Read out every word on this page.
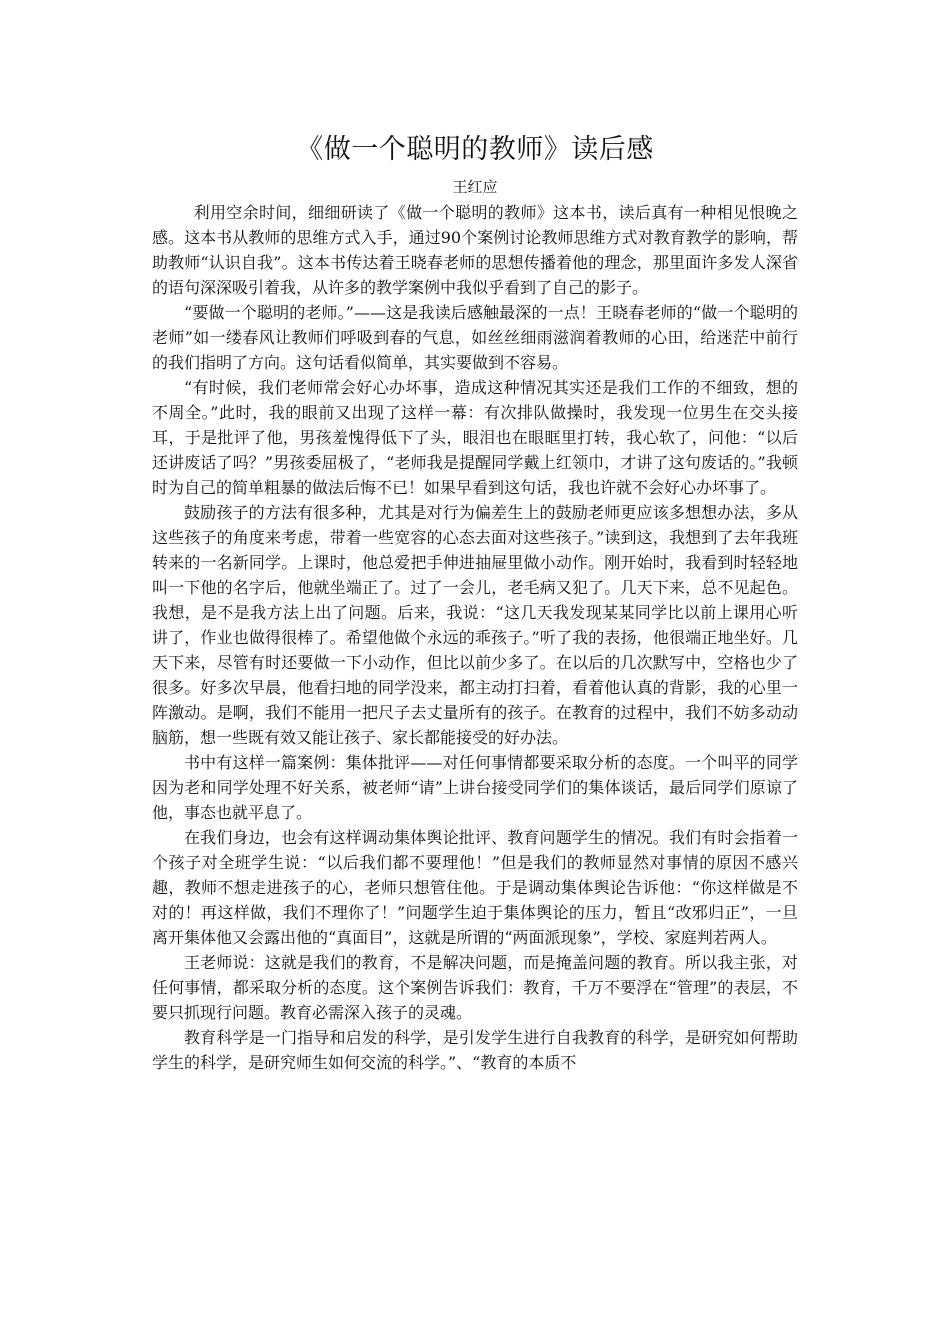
《做一个聪明的教师》读后感
王红应

利用空余时间，细细研读了《做一个聪明的教师》这本书，读后真有一种相见恨晚之感。这本书从教师的思维方式入手，通过90个案例讨论教师思维方式对教育教学的影响，帮助教师“认识自我”。这本书传达着王晓春老师的思想传播着他的理念，那里面许多发人深省的语句深深吸引着我，从许多的教学案例中我似乎看到了自己的影子。

“要做一个聪明的老师。”——这是我读后感触最深的一点！王晓春老师的“做一个聪明的老师”如一缕春风让教师们呼吸到春的气息，如丝丝细雨滋润着教师的心田，给迷茫中前行的我们指明了方向。这句话看似简单，其实要做到不容易。

“有时候，我们老师常会好心办坏事，造成这种情况其实还是我们工作的不细致，想的不周全。”此时，我的眼前又出现了这样一幕：有次排队做操时，我发现一位男生在交头接耳，于是批评了他，男孩羞愧得低下了头，眼泪也在眼眶里打转，我心软了，问他：“以后还讲废话了吗？”男孩委屈极了，“老师我是提醒同学戴上红领巾，才讲了这句废话的。”我顿时为自己的简单粗暴的做法后悔不已！如果早看到这句话，我也许就不会好心办坏事了。

鼓励孩子的方法有很多种，尤其是对行为偏差生上的鼓励老师更应该多想想办法，多从这些孩子的角度来考虑，带着一些宽容的心态去面对这些孩子。”读到这，我想到了去年我班转来的一名新同学。上课时，他总爱把手伸进抽屉里做小动作。刚开始时，我看到时轻轻地叫一下他的名字后，他就坐端正了。过了一会儿，老毛病又犯了。几天下来，总不见起色。我想，是不是我方法上出了问题。后来，我说：“这几天我发现某某同学比以前上课用心听讲了，作业也做得很棒了。希望他做个永远的乖孩子。”听了我的表扬，他很端正地坐好。几天下来，尽管有时还要做一下小动作，但比以前少多了。在以后的几次默写中，空格也少了很多。好多次早晨，他看扫地的同学没来，都主动打扫着，看着他认真的背影，我的心里一阵激动。是啊，我们不能用一把尺子去丈量所有的孩子。在教育的过程中，我们不妨多动动脑筋，想一些既有效又能让孩子、家长都能接受的好办法。

书中有这样一篇案例：集体批评——对任何事情都要采取分析的态度。一个叫平的同学因为老和同学处理不好关系，被老师“请”上讲台接受同学们的集体谈话，最后同学们原谅了他，事态也就平息了。

在我们身边，也会有这样调动集体舆论批评、教育问题学生的情况。我们有时会指着一个孩子对全班学生说：“以后我们都不要理他！”但是我们的教师显然对事情的原因不感兴趣，教师不想走进孩子的心，老师只想管住他。于是调动集体舆论告诉他：“你这样做是不对的！再这样做，我们不理你了！”问题学生迫于集体舆论的压力，暂且“改邪归正”，一旦离开集体他又会露出他的“真面目”，这就是所谓的“两面派现象”，学校、家庭判若两人。

王老师说：这就是我们的教育，不是解决问题，而是掩盖问题的教育。所以我主张，对任何事情，都采取分析的态度。这个案例告诉我们：教育，千万不要浮在“管理”的表层，不要只抓现行问题。教育必需深入孩子的灵魂。

教育科学是一门指导和启发的科学，是引发学生进行自我教育的科学，是研究如何帮助学生的科学，是研究师生如何交流的科学。”、“教育的本质不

----------------------------------------

THE PROBLEM: From the listing above, copy out each line where the word "做一个聪明的教师" appears.

TASK RESULT:
《做一个聪明的教师》读后感
利用空余时间，细细研读了《做一个聪明的教师》这本书，读后真有一种相见恨晚之感。这本书从教师的思维方式入手，通过90个案例讨论教师思维方式对教育教学的影响，帮助教师“认识自我”。这本书传达着王晓春老师的思想传播着他的理念，那里面许多发人深省的语句深深吸引着我，从许多的教学案例中我似乎看到了自己的影子。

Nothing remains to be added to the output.